**The request**
Locate each line of the material that contains "inches", then return it.

**Given information**
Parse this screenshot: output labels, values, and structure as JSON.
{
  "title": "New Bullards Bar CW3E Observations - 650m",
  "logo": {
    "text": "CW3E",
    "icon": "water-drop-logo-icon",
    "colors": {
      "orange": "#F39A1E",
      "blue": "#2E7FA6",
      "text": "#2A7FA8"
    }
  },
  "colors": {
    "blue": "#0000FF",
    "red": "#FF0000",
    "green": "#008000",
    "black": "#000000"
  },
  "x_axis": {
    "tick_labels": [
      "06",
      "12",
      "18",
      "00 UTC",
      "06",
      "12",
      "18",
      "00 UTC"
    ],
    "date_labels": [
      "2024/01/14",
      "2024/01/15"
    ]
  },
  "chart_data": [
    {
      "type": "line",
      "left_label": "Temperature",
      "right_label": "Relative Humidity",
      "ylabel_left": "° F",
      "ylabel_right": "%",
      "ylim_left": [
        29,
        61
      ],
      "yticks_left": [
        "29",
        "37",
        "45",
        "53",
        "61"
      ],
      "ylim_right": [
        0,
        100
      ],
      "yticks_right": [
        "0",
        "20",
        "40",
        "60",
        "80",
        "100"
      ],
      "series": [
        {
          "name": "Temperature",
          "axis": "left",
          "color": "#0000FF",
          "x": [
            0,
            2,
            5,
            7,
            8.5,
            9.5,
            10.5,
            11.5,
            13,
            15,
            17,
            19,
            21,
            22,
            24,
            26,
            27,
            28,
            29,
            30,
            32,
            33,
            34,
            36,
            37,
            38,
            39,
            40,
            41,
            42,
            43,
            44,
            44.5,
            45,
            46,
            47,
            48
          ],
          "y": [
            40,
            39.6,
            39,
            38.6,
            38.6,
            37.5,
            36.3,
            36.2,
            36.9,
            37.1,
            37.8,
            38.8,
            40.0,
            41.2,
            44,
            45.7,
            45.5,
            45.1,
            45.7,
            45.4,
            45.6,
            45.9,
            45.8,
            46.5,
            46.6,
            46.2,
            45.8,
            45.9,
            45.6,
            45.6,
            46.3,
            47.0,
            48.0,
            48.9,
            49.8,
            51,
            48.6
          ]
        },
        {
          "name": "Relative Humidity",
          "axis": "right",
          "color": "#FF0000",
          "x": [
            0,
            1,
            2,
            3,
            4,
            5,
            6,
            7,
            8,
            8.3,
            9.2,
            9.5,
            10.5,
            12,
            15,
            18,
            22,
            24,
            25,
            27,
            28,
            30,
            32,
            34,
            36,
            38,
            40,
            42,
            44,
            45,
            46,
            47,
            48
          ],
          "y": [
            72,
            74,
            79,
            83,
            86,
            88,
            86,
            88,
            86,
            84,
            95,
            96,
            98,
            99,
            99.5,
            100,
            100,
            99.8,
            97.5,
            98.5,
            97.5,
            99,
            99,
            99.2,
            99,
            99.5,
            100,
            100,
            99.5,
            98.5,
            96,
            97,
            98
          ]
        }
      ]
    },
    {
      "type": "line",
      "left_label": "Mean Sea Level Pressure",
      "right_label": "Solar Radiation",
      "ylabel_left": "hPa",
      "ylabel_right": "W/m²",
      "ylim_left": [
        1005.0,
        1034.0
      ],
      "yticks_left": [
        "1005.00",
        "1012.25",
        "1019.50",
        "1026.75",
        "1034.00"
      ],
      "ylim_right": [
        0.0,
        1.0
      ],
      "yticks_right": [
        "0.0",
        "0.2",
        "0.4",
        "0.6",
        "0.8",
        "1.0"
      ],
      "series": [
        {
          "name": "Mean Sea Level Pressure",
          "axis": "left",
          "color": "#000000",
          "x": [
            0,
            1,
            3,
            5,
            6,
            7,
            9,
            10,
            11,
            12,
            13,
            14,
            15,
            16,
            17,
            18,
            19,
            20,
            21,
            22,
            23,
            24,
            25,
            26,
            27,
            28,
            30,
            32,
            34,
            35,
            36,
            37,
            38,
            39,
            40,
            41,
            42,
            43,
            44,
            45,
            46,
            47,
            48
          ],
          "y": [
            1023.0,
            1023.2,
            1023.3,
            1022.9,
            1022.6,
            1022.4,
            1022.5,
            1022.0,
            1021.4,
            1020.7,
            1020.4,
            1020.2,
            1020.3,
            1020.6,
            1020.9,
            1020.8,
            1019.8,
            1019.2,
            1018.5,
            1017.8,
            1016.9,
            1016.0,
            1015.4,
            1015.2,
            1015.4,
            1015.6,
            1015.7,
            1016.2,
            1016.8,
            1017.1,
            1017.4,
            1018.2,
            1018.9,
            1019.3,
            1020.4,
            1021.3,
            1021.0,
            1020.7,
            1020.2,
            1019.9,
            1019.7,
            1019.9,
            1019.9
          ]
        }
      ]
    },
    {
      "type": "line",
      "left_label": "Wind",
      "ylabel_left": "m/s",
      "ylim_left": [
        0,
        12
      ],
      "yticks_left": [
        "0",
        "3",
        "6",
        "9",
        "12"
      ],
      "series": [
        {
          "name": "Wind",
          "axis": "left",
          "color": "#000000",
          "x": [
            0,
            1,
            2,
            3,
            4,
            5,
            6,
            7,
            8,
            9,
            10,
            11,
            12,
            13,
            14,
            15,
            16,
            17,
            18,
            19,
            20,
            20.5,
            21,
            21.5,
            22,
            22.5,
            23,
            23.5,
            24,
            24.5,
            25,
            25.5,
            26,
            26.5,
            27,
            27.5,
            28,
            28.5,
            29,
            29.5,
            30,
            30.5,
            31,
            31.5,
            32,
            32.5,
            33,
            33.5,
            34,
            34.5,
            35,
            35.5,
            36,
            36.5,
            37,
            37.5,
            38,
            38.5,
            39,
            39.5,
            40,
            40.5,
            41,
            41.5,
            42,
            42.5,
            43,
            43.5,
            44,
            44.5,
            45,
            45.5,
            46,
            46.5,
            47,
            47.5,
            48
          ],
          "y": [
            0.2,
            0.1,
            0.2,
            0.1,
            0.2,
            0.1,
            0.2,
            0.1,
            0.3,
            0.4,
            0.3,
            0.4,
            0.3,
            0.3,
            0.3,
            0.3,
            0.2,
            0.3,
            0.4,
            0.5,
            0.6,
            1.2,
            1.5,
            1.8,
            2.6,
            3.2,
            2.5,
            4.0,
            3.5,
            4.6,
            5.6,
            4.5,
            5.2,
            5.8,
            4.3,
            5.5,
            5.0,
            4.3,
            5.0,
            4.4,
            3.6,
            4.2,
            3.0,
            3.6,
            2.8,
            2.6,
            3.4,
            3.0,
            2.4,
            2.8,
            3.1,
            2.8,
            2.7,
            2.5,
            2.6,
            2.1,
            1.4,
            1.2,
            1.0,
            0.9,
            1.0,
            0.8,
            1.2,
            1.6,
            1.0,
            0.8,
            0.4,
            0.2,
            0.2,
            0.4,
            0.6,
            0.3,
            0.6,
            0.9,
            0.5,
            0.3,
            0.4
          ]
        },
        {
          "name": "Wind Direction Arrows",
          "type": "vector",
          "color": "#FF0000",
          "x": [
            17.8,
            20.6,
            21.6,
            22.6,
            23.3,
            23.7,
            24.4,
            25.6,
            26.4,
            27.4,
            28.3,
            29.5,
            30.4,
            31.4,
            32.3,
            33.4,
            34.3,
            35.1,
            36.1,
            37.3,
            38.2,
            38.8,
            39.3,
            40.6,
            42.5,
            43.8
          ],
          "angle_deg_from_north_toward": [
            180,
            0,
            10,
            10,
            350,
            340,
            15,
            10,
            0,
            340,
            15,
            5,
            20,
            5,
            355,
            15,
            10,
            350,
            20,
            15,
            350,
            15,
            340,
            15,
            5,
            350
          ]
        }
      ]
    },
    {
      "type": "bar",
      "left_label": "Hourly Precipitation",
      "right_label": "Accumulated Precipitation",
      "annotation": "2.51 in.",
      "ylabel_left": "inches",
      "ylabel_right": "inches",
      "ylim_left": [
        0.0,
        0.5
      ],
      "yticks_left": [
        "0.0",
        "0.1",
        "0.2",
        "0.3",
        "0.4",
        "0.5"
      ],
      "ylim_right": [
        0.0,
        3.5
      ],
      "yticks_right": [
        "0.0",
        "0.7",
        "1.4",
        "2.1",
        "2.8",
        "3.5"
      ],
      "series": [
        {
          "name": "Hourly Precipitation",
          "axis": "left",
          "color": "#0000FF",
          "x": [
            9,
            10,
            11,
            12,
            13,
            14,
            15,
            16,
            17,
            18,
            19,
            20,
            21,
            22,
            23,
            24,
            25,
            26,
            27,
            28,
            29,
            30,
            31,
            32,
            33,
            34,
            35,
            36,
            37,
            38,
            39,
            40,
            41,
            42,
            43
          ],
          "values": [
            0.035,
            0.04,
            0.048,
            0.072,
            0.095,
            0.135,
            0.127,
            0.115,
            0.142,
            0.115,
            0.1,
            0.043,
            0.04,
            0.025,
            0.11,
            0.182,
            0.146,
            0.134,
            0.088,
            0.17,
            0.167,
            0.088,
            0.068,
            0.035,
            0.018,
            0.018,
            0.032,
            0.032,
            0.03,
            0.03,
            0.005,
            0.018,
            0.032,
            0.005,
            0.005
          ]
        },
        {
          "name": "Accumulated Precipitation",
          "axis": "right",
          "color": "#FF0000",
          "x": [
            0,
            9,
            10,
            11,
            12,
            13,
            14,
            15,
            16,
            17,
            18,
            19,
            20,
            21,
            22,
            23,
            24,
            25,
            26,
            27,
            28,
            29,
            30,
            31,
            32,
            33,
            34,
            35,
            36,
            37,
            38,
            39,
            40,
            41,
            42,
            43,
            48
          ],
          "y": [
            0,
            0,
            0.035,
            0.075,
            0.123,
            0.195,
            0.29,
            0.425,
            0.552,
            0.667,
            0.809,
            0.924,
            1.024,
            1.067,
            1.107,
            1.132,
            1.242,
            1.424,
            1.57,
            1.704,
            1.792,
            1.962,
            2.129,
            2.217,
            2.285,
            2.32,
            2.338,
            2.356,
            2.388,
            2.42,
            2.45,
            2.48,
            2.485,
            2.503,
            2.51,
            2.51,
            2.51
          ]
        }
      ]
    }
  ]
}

**Solution to the problem**
      "ylabel_left": "inches",
      "ylabel_right": "inches",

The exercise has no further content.